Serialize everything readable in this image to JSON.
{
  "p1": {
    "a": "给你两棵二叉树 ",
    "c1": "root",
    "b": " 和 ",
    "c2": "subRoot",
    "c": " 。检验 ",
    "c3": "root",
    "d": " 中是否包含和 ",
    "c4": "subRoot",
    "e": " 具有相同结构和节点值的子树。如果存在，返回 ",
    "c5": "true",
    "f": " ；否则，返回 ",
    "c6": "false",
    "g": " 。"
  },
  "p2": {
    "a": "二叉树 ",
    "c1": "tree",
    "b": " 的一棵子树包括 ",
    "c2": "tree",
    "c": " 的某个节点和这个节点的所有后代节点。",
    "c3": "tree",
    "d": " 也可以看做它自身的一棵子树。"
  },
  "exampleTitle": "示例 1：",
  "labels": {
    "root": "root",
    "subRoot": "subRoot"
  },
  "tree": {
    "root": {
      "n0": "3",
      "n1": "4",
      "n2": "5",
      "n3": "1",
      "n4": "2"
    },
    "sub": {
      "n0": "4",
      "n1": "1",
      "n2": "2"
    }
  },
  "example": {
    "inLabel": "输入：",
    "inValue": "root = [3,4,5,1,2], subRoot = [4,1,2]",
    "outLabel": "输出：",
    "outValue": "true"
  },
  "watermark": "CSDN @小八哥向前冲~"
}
__________
» **Task to complete**
Return every record above exactly as it appears.

» **Task result**
Serialize everything readable in this image to JSON.
{
  "p1": {
    "a": "给你两棵二叉树 ",
    "c1": "root",
    "b": " 和 ",
    "c2": "subRoot",
    "c": " 。检验 ",
    "c3": "root",
    "d": " 中是否包含和 ",
    "c4": "subRoot",
    "e": " 具有相同结构和节点值的子树。如果存在，返回 ",
    "c5": "true",
    "f": " ；否则，返回 ",
    "c6": "false",
    "g": " 。"
  },
  "p2": {
    "a": "二叉树 ",
    "c1": "tree",
    "b": " 的一棵子树包括 ",
    "c2": "tree",
    "c": " 的某个节点和这个节点的所有后代节点。",
    "c3": "tree",
    "d": " 也可以看做它自身的一棵子树。"
  },
  "exampleTitle": "示例 1：",
  "labels": {
    "root": "root",
    "subRoot": "subRoot"
  },
  "tree": {
    "root": {
      "n0": "3",
      "n1": "4",
      "n2": "5",
      "n3": "1",
      "n4": "2"
    },
    "sub": {
      "n0": "4",
      "n1": "1",
      "n2": "2"
    }
  },
  "example": {
    "inLabel": "输入：",
    "inValue": "root = [3,4,5,1,2], subRoot = [4,1,2]",
    "outLabel": "输出：",
    "outValue": "true"
  },
  "watermark": "CSDN @小八哥向前冲~"
}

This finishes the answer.